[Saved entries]
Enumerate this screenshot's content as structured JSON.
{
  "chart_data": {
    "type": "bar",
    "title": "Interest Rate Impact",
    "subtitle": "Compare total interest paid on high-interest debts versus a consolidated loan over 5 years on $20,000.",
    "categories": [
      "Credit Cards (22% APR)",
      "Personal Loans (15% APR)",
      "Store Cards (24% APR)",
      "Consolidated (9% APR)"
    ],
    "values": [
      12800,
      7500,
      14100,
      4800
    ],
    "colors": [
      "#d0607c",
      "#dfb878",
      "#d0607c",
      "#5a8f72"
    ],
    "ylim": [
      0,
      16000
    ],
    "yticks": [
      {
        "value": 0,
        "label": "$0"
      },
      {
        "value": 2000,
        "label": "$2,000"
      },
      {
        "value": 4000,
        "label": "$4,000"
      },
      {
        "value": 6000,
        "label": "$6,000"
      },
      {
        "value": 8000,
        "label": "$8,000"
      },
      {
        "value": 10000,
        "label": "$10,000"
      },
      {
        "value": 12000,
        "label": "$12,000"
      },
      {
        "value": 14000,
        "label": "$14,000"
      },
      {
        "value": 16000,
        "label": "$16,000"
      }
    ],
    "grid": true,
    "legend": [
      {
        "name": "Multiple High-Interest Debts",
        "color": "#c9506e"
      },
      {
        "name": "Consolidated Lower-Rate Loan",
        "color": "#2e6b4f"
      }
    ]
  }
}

TO BE DONE:
Word for word, restate all of the data shown above.

FINISHED TASK:
Enumerate this screenshot's content as structured JSON.
{
  "chart_data": {
    "type": "bar",
    "title": "Interest Rate Impact",
    "subtitle": "Compare total interest paid on high-interest debts versus a consolidated loan over 5 years on $20,000.",
    "categories": [
      "Credit Cards (22% APR)",
      "Personal Loans (15% APR)",
      "Store Cards (24% APR)",
      "Consolidated (9% APR)"
    ],
    "values": [
      12800,
      7500,
      14100,
      4800
    ],
    "colors": [
      "#d0607c",
      "#dfb878",
      "#d0607c",
      "#5a8f72"
    ],
    "ylim": [
      0,
      16000
    ],
    "yticks": [
      {
        "value": 0,
        "label": "$0"
      },
      {
        "value": 2000,
        "label": "$2,000"
      },
      {
        "value": 4000,
        "label": "$4,000"
      },
      {
        "value": 6000,
        "label": "$6,000"
      },
      {
        "value": 8000,
        "label": "$8,000"
      },
      {
        "value": 10000,
        "label": "$10,000"
      },
      {
        "value": 12000,
        "label": "$12,000"
      },
      {
        "value": 14000,
        "label": "$14,000"
      },
      {
        "value": 16000,
        "label": "$16,000"
      }
    ],
    "grid": true,
    "legend": [
      {
        "name": "Multiple High-Interest Debts",
        "color": "#c9506e"
      },
      {
        "name": "Consolidated Lower-Rate Loan",
        "color": "#2e6b4f"
      }
    ]
  }
}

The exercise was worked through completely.